Descrizione del problema = Stabilisci se ciascuna di queste affermazioni concorda con il testo su Munch riportato qui sotto: (a) Munch apparteneva all'alta borghesia norvegese; (b) Munch era noto per la sua grande facilità nei contatti sociali; (c) il padre di Munch aveva sofferto della stessa sindrome depressiva. Per ognuna rispondi sì o no e cita fedelmente le parole del testo che lo dimostrano.

Testo della pagina =
****

Sarebbe troppo facile raccontare Munch come un artista interamente spiegabile attraverso la sua colorita biografia. "Fragile di nervi, alla ricerca del piacere fino all'estremo, purosangue aristocratico”, come lo descrisse un altro critico della sua epoca, con malcelata spocchia, Edvard Munch apparteneva all'alta borghesia norvegese, e godette di tutti i vantaggi della sua condizione sociale - in particolare, la possibilità di studiare arte nelle capitali dell'epoca - finché i suoi demoni interiori non ebbero la meglio anche sul suo stile di vita. Notoriamente refrattario ai contatti sociali, al limite della misoginia, Munch fu vittima consenziente di innumerevoli e devastanti frequentazioni femminili e degli eccessi del bere, subì spaventosi tracolli economici, e dovette confrontarsi ripetutamente con quella sindrome depressiva della quale era stato già preda suo padre prima di lui.

****

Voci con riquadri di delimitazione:

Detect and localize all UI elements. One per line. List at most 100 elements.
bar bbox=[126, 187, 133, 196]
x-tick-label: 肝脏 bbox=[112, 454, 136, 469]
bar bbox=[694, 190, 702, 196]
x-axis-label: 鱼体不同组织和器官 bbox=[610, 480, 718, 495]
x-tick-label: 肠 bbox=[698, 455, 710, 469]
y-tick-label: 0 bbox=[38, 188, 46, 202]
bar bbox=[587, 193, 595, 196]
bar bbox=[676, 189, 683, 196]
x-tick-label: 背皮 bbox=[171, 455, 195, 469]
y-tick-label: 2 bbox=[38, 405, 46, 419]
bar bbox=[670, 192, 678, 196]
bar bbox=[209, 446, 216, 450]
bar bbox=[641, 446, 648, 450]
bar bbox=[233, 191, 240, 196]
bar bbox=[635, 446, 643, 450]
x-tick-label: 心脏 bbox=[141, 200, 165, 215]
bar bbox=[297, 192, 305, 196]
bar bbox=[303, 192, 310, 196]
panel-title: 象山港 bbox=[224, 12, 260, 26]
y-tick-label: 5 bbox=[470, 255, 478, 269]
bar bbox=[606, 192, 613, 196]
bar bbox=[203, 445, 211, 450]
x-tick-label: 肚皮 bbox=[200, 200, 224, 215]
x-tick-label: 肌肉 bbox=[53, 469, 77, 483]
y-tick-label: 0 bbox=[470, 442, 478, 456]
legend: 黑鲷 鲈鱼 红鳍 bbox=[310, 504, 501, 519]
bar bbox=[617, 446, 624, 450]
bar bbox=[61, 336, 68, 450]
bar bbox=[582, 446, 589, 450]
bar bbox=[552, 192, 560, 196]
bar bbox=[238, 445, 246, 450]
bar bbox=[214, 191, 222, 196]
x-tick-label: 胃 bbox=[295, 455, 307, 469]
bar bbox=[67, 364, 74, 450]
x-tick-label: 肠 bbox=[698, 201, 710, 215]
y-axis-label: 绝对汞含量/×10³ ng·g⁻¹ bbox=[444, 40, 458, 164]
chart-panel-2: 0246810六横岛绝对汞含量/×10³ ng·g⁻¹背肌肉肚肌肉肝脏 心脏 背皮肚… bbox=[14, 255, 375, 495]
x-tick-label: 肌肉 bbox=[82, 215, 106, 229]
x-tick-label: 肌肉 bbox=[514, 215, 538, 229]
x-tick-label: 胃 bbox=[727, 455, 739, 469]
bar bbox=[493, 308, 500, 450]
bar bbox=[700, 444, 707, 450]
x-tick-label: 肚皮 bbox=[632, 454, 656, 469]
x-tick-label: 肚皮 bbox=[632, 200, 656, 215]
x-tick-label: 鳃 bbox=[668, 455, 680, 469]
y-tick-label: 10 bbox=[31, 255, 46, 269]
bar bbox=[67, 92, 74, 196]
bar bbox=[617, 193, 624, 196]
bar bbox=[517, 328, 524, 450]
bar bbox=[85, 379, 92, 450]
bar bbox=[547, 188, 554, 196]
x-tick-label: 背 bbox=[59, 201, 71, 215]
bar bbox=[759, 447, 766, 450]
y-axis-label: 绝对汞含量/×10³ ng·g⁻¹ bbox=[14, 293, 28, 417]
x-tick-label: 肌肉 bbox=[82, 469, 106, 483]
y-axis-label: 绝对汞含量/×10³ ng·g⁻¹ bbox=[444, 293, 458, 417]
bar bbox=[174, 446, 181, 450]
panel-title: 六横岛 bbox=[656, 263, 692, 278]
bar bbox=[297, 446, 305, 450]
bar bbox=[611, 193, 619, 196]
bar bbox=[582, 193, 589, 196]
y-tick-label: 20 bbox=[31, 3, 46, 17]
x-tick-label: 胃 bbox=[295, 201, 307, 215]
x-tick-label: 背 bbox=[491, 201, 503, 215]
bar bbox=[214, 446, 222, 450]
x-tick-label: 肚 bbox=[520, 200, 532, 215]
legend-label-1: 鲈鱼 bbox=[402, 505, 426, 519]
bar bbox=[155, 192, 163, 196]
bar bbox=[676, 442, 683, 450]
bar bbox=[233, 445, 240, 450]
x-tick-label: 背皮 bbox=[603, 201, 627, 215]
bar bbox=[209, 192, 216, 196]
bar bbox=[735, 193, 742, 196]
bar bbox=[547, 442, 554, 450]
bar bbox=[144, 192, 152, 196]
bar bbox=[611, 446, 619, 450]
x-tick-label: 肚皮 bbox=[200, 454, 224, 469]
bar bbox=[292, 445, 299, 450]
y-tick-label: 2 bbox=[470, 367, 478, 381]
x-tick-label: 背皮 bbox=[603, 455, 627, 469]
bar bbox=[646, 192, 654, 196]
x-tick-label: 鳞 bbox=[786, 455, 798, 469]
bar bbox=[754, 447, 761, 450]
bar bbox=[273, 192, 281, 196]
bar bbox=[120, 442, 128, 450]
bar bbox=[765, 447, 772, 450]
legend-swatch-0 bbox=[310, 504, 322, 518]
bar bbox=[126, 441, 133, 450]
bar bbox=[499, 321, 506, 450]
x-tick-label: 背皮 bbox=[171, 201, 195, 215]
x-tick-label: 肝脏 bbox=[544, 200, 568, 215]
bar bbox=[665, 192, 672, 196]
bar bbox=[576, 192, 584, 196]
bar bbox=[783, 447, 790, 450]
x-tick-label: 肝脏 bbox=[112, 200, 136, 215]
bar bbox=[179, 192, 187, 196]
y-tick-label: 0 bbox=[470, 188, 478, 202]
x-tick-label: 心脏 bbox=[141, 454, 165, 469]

****

Risposta al compito =
(a) Sì: «Edvard Munch apparteneva all'alta borghesia norvegese».
(b) No: «Notoriamente refrattario ai contatti sociali».
(c) Sì: «quella sindrome depressiva della quale era stato già preda suo padre prima di lui».